Collected data entries
○ ○ ○ ○ ○ ○ ○

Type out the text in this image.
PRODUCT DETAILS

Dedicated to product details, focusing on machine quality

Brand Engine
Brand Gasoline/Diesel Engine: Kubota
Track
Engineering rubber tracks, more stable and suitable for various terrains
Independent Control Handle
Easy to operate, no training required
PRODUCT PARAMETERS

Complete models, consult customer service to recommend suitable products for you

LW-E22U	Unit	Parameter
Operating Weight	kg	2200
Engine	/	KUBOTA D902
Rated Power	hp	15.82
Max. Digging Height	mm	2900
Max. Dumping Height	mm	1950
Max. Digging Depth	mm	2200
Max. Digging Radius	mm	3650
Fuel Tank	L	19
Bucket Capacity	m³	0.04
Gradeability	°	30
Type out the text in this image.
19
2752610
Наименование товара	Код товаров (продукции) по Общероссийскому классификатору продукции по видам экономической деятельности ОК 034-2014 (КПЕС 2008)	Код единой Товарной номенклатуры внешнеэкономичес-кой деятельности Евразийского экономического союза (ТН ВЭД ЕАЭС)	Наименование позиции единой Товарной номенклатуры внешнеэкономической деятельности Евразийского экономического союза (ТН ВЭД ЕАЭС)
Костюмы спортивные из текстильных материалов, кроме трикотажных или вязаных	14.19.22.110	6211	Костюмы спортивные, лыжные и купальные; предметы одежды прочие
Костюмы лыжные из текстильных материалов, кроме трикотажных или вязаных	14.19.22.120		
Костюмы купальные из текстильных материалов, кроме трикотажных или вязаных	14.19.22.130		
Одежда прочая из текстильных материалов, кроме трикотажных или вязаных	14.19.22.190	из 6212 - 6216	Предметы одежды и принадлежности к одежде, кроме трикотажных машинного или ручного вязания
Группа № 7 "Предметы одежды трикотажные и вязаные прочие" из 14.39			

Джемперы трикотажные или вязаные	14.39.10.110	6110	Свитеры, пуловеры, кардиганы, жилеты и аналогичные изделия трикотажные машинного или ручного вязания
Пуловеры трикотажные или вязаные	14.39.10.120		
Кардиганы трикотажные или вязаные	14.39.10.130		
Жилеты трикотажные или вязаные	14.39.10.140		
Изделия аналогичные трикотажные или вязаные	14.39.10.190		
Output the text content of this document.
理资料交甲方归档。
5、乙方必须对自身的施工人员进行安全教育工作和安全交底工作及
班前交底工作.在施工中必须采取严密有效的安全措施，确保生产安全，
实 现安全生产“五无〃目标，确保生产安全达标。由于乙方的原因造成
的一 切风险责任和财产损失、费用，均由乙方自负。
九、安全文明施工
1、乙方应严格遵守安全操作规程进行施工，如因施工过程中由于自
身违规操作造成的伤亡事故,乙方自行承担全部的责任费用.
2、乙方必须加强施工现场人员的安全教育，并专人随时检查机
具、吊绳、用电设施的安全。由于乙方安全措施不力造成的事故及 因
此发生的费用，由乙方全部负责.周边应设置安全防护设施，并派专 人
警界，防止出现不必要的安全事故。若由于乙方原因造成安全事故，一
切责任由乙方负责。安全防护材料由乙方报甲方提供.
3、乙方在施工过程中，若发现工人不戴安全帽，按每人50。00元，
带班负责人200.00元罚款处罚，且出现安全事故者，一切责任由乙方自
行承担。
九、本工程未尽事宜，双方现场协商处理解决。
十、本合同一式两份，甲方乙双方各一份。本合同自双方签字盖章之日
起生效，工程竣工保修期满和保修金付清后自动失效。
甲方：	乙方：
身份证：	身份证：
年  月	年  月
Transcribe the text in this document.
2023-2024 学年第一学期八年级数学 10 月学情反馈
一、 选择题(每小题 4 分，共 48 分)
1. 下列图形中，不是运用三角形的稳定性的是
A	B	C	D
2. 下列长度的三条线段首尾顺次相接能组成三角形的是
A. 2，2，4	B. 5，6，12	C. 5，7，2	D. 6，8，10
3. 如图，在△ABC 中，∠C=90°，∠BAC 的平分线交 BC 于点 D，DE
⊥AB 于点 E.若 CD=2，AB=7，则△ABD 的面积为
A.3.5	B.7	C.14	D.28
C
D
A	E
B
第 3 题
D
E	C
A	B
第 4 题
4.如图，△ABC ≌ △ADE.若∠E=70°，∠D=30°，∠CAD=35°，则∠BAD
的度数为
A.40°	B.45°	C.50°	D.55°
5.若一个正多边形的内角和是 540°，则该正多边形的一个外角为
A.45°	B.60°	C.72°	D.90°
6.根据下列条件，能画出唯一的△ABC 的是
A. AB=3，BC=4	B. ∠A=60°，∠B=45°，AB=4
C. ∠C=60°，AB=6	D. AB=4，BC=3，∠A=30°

○ ○ ○ ○ ○ ○ ○

Short task
Copy out all lines where the word "аналогичные" appears.

Finished task
Джемперы трикотажные или вязаные	14.39.10.110	6110	Свитеры, пуловеры, кардиганы, жилеты и аналогичные изделия трикотажные машинного или ручного вязания
Изделия аналогичные трикотажные или вязаные	14.39.10.190		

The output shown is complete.